--- Start ---

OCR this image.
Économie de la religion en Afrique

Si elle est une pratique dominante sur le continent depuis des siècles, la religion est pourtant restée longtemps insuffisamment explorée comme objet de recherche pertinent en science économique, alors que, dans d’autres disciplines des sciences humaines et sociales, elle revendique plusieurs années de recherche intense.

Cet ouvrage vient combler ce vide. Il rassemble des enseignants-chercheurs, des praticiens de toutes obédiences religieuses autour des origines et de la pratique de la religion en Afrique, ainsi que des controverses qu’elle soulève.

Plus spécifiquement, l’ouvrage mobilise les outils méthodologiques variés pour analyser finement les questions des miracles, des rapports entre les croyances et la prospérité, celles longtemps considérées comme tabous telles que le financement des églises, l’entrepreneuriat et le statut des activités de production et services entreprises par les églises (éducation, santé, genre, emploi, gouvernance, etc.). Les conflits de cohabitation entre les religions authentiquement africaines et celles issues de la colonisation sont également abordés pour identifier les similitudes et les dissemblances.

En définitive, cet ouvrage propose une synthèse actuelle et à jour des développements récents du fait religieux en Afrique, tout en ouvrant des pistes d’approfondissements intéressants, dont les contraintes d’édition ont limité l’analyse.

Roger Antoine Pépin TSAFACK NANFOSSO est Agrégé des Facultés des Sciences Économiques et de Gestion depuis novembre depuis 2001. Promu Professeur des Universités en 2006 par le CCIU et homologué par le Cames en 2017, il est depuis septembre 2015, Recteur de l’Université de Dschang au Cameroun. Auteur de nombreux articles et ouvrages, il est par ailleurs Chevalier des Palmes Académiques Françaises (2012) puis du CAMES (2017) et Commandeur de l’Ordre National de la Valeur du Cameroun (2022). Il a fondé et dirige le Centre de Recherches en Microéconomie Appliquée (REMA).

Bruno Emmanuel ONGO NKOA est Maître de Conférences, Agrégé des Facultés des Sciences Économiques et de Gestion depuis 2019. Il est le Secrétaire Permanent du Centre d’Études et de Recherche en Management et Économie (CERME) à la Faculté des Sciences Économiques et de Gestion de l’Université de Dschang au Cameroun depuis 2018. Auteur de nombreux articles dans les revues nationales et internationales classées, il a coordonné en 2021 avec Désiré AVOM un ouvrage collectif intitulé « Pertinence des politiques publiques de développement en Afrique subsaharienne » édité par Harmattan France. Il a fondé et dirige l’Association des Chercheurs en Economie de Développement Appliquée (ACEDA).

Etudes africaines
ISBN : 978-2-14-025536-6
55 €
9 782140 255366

--- End ---

▸ **DIRECTIONS FOR THIS TASK**
Every line of the data above should be copied exactly.

▸ **COMPLETE ANSWER**
OCR this image.
Économie de la religion en Afrique

Si elle est une pratique dominante sur le continent depuis des siècles, la religion est pourtant restée longtemps insuffisamment explorée comme objet de recherche pertinent en science économique, alors que, dans d’autres disciplines des sciences humaines et sociales, elle revendique plusieurs années de recherche intense.

Cet ouvrage vient combler ce vide. Il rassemble des enseignants-chercheurs, des praticiens de toutes obédiences religieuses autour des origines et de la pratique de la religion en Afrique, ainsi que des controverses qu’elle soulève.

Plus spécifiquement, l’ouvrage mobilise les outils méthodologiques variés pour analyser finement les questions des miracles, des rapports entre les croyances et la prospérité, celles longtemps considérées comme tabous telles que le financement des églises, l’entrepreneuriat et le statut des activités de production et services entreprises par les églises (éducation, santé, genre, emploi, gouvernance, etc.). Les conflits de cohabitation entre les religions authentiquement africaines et celles issues de la colonisation sont également abordés pour identifier les similitudes et les dissemblances.

En définitive, cet ouvrage propose une synthèse actuelle et à jour des développements récents du fait religieux en Afrique, tout en ouvrant des pistes d’approfondissements intéressants, dont les contraintes d’édition ont limité l’analyse.

Roger Antoine Pépin TSAFACK NANFOSSO est Agrégé des Facultés des Sciences Économiques et de Gestion depuis novembre depuis 2001. Promu Professeur des Universités en 2006 par le CCIU et homologué par le Cames en 2017, il est depuis septembre 2015, Recteur de l’Université de Dschang au Cameroun. Auteur de nombreux articles et ouvrages, il est par ailleurs Chevalier des Palmes Académiques Françaises (2012) puis du CAMES (2017) et Commandeur de l’Ordre National de la Valeur du Cameroun (2022). Il a fondé et dirige le Centre de Recherches en Microéconomie Appliquée (REMA).

Bruno Emmanuel ONGO NKOA est Maître de Conférences, Agrégé des Facultés des Sciences Économiques et de Gestion depuis 2019. Il est le Secrétaire Permanent du Centre d’Études et de Recherche en Management et Économie (CERME) à la Faculté des Sciences Économiques et de Gestion de l’Université de Dschang au Cameroun depuis 2018. Auteur de nombreux articles dans les revues nationales et internationales classées, il a coordonné en 2021 avec Désiré AVOM un ouvrage collectif intitulé « Pertinence des politiques publiques de développement en Afrique subsaharienne » édité par Harmattan France. Il a fondé et dirige l’Association des Chercheurs en Economie de Développement Appliquée (ACEDA).

Etudes africaines
ISBN : 978-2-14-025536-6
55 €
9 782140 255366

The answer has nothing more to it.